● **Task objective**:
Lines that contain the string "熟悉总经销" are to be copied; leave out all others.

● **Data records**:
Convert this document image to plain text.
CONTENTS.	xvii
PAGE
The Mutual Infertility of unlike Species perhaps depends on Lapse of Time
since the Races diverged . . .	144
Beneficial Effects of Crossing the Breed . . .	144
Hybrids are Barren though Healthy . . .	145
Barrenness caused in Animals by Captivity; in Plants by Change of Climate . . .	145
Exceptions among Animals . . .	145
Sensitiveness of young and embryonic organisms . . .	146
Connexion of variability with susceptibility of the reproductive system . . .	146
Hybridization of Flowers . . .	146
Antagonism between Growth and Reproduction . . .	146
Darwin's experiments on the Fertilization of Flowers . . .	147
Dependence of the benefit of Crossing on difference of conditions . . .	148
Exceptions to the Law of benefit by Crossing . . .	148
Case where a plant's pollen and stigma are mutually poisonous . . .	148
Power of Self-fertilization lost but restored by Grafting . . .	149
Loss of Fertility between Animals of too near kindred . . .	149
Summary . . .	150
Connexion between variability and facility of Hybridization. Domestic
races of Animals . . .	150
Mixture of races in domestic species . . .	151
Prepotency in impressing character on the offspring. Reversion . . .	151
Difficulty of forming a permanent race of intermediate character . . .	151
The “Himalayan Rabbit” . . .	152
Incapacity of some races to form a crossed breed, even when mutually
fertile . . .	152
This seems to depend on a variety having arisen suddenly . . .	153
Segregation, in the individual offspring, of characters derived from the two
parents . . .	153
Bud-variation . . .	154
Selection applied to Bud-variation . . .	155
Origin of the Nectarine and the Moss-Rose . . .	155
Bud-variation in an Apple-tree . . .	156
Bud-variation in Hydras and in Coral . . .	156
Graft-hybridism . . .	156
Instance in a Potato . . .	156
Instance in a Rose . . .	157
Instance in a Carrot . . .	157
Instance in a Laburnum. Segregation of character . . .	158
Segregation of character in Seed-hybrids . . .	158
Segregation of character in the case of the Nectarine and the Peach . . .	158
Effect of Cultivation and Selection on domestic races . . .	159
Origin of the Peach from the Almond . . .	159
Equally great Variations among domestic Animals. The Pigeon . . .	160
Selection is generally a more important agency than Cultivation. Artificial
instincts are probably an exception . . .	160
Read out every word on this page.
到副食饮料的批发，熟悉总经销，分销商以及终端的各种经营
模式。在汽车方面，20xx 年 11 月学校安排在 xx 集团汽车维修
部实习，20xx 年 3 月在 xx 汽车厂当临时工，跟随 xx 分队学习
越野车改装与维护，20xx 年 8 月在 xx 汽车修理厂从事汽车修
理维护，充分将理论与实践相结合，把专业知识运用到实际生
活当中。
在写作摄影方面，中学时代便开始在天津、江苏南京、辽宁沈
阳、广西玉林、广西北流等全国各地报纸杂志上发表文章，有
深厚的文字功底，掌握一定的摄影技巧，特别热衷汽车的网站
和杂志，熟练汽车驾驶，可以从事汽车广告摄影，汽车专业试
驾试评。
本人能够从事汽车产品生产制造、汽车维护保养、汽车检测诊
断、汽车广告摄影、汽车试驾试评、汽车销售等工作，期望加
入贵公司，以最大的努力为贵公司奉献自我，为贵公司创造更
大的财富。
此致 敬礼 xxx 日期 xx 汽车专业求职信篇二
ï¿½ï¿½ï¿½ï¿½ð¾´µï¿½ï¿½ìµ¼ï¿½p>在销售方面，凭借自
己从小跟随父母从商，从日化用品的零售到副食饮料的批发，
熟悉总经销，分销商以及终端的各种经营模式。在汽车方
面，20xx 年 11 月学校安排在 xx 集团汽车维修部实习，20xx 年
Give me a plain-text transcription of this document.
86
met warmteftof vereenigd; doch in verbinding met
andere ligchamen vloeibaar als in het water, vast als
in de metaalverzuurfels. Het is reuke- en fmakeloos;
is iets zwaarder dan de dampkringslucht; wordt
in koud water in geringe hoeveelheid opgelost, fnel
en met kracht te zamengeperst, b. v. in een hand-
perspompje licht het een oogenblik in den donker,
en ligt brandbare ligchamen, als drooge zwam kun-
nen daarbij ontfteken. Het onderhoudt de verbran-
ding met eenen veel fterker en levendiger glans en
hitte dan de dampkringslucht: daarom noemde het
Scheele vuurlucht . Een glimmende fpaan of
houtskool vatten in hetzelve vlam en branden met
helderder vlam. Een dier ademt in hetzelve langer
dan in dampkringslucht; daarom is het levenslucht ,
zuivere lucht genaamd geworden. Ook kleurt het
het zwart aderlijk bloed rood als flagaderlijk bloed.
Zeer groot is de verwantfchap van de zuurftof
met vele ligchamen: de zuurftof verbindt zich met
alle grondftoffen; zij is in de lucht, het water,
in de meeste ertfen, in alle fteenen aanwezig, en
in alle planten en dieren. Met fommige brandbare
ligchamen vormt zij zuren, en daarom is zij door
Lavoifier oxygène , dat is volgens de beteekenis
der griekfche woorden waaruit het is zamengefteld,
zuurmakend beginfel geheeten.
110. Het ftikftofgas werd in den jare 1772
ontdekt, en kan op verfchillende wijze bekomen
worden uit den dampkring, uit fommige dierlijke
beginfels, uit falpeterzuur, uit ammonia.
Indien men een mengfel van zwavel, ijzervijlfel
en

● **Solved exercise**:
到副食饮料的批发，熟悉总经销，分销商以及终端的各种经营
熟悉总经销，分销商以及终端的各种经营模式。在汽车方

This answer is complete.